== Job ==
Without omitting anything, return the records precisely as given.

[START]

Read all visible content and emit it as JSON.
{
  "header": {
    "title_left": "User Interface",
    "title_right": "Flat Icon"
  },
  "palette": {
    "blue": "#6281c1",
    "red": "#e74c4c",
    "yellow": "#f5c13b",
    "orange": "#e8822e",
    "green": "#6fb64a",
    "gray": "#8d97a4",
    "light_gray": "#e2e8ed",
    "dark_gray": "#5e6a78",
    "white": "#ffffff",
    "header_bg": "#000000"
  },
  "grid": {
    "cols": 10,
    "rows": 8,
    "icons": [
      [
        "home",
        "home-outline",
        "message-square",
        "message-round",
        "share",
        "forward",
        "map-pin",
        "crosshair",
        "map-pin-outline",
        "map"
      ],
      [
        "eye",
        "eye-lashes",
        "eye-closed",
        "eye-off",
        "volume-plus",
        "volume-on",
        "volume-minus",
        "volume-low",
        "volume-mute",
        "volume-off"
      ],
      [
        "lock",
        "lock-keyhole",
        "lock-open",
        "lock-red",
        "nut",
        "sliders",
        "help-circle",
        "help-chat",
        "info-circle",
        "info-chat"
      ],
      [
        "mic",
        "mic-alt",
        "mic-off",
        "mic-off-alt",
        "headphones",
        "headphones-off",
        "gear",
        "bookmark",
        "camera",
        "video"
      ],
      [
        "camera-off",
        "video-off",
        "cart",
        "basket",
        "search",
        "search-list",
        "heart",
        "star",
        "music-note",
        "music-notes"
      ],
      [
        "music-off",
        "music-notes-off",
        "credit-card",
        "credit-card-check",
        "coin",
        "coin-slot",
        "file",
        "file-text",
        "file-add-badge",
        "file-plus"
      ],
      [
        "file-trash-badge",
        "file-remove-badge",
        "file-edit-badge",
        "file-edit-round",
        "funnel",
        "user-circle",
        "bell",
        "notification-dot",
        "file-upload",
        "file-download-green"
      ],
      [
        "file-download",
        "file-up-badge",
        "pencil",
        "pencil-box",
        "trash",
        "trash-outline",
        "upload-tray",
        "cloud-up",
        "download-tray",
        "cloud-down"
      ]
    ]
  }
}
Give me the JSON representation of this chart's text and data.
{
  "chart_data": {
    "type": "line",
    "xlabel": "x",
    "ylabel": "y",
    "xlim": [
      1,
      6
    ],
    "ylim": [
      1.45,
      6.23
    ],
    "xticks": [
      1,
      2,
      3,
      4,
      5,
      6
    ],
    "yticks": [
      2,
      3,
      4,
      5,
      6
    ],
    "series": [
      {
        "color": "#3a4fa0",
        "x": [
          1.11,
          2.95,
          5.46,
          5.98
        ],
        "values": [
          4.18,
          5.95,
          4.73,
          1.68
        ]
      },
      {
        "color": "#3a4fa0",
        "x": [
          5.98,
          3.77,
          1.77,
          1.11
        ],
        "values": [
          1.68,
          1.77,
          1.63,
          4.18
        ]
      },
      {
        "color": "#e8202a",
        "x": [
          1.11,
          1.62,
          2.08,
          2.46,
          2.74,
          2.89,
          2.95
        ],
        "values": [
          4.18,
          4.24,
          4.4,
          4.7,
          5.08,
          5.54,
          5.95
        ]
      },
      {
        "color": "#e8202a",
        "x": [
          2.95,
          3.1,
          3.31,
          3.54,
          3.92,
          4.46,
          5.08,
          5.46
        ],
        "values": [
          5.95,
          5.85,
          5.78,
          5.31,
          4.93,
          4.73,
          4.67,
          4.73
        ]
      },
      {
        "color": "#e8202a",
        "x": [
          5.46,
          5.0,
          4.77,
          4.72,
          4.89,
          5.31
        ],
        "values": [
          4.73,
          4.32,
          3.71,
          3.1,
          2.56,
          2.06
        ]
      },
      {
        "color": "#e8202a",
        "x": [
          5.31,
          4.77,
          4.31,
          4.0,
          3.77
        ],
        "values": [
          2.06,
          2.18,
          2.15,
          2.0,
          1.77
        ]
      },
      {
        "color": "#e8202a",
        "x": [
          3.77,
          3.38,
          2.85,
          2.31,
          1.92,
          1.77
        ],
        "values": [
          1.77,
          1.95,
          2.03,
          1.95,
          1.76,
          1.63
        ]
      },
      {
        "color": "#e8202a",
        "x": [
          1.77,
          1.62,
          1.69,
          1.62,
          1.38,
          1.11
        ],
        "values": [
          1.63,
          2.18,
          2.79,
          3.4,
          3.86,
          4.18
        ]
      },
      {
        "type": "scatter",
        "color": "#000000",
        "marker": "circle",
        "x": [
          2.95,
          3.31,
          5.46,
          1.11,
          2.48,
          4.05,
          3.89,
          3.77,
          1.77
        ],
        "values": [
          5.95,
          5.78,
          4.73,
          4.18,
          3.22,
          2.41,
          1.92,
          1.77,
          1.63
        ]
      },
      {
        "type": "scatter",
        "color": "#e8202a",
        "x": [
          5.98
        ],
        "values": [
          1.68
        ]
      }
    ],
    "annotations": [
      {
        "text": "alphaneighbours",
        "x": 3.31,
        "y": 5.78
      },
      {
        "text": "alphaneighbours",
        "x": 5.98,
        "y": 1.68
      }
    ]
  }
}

[END]

== Result for this exercise ==
Read all visible content and emit it as JSON.
{
  "header": {
    "title_left": "User Interface",
    "title_right": "Flat Icon"
  },
  "palette": {
    "blue": "#6281c1",
    "red": "#e74c4c",
    "yellow": "#f5c13b",
    "orange": "#e8822e",
    "green": "#6fb64a",
    "gray": "#8d97a4",
    "light_gray": "#e2e8ed",
    "dark_gray": "#5e6a78",
    "white": "#ffffff",
    "header_bg": "#000000"
  },
  "grid": {
    "cols": 10,
    "rows": 8,
    "icons": [
      [
        "home",
        "home-outline",
        "message-square",
        "message-round",
        "share",
        "forward",
        "map-pin",
        "crosshair",
        "map-pin-outline",
        "map"
      ],
      [
        "eye",
        "eye-lashes",
        "eye-closed",
        "eye-off",
        "volume-plus",
        "volume-on",
        "volume-minus",
        "volume-low",
        "volume-mute",
        "volume-off"
      ],
      [
        "lock",
        "lock-keyhole",
        "lock-open",
        "lock-red",
        "nut",
        "sliders",
        "help-circle",
        "help-chat",
        "info-circle",
        "info-chat"
      ],
      [
        "mic",
        "mic-alt",
        "mic-off",
        "mic-off-alt",
        "headphones",
        "headphones-off",
        "gear",
        "bookmark",
        "camera",
        "video"
      ],
      [
        "camera-off",
        "video-off",
        "cart",
        "basket",
        "search",
        "search-list",
        "heart",
        "star",
        "music-note",
        "music-notes"
      ],
      [
        "music-off",
        "music-notes-off",
        "credit-card",
        "credit-card-check",
        "coin",
        "coin-slot",
        "file",
        "file-text",
        "file-add-badge",
        "file-plus"
      ],
      [
        "file-trash-badge",
        "file-remove-badge",
        "file-edit-badge",
        "file-edit-round",
        "funnel",
        "user-circle",
        "bell",
        "notification-dot",
        "file-upload",
        "file-download-green"
      ],
      [
        "file-download",
        "file-up-badge",
        "pencil",
        "pencil-box",
        "trash",
        "trash-outline",
        "upload-tray",
        "cloud-up",
        "download-tray",
        "cloud-down"
      ]
    ]
  }
}
Give me the JSON representation of this chart's text and data.
{
  "chart_data": {
    "type": "line",
    "xlabel": "x",
    "ylabel": "y",
    "xlim": [
      1,
      6
    ],
    "ylim": [
      1.45,
      6.23
    ],
    "xticks": [
      1,
      2,
      3,
      4,
      5,
      6
    ],
    "yticks": [
      2,
      3,
      4,
      5,
      6
    ],
    "series": [
      {
        "color": "#3a4fa0",
        "x": [
          1.11,
          2.95,
          5.46,
          5.98
        ],
        "values": [
          4.18,
          5.95,
          4.73,
          1.68
        ]
      },
      {
        "color": "#3a4fa0",
        "x": [
          5.98,
          3.77,
          1.77,
          1.11
        ],
        "values": [
          1.68,
          1.77,
          1.63,
          4.18
        ]
      },
      {
        "color": "#e8202a",
        "x": [
          1.11,
          1.62,
          2.08,
          2.46,
          2.74,
          2.89,
          2.95
        ],
        "values": [
          4.18,
          4.24,
          4.4,
          4.7,
          5.08,
          5.54,
          5.95
        ]
      },
      {
        "color": "#e8202a",
        "x": [
          2.95,
          3.1,
          3.31,
          3.54,
          3.92,
          4.46,
          5.08,
          5.46
        ],
        "values": [
          5.95,
          5.85,
          5.78,
          5.31,
          4.93,
          4.73,
          4.67,
          4.73
        ]
      },
      {
        "color": "#e8202a",
        "x": [
          5.46,
          5.0,
          4.77,
          4.72,
          4.89,
          5.31
        ],
        "values": [
          4.73,
          4.32,
          3.71,
          3.1,
          2.56,
          2.06
        ]
      },
      {
        "color": "#e8202a",
        "x": [
          5.31,
          4.77,
          4.31,
          4.0,
          3.77
        ],
        "values": [
          2.06,
          2.18,
          2.15,
          2.0,
          1.77
        ]
      },
      {
        "color": "#e8202a",
        "x": [
          3.77,
          3.38,
          2.85,
          2.31,
          1.92,
          1.77
        ],
        "values": [
          1.77,
          1.95,
          2.03,
          1.95,
          1.76,
          1.63
        ]
      },
      {
        "color": "#e8202a",
        "x": [
          1.77,
          1.62,
          1.69,
          1.62,
          1.38,
          1.11
        ],
        "values": [
          1.63,
          2.18,
          2.79,
          3.4,
          3.86,
          4.18
        ]
      },
      {
        "type": "scatter",
        "color": "#000000",
        "marker": "circle",
        "x": [
          2.95,
          3.31,
          5.46,
          1.11,
          2.48,
          4.05,
          3.89,
          3.77,
          1.77
        ],
        "values": [
          5.95,
          5.78,
          4.73,
          4.18,
          3.22,
          2.41,
          1.92,
          1.77,
          1.63
        ]
      },
      {
        "type": "scatter",
        "color": "#e8202a",
        "x": [
          5.98
        ],
        "values": [
          1.68
        ]
      }
    ],
    "annotations": [
      {
        "text": "alphaneighbours",
        "x": 3.31,
        "y": 5.78
      },
      {
        "text": "alphaneighbours",
        "x": 5.98,
        "y": 1.68
      }
    ]
  }
}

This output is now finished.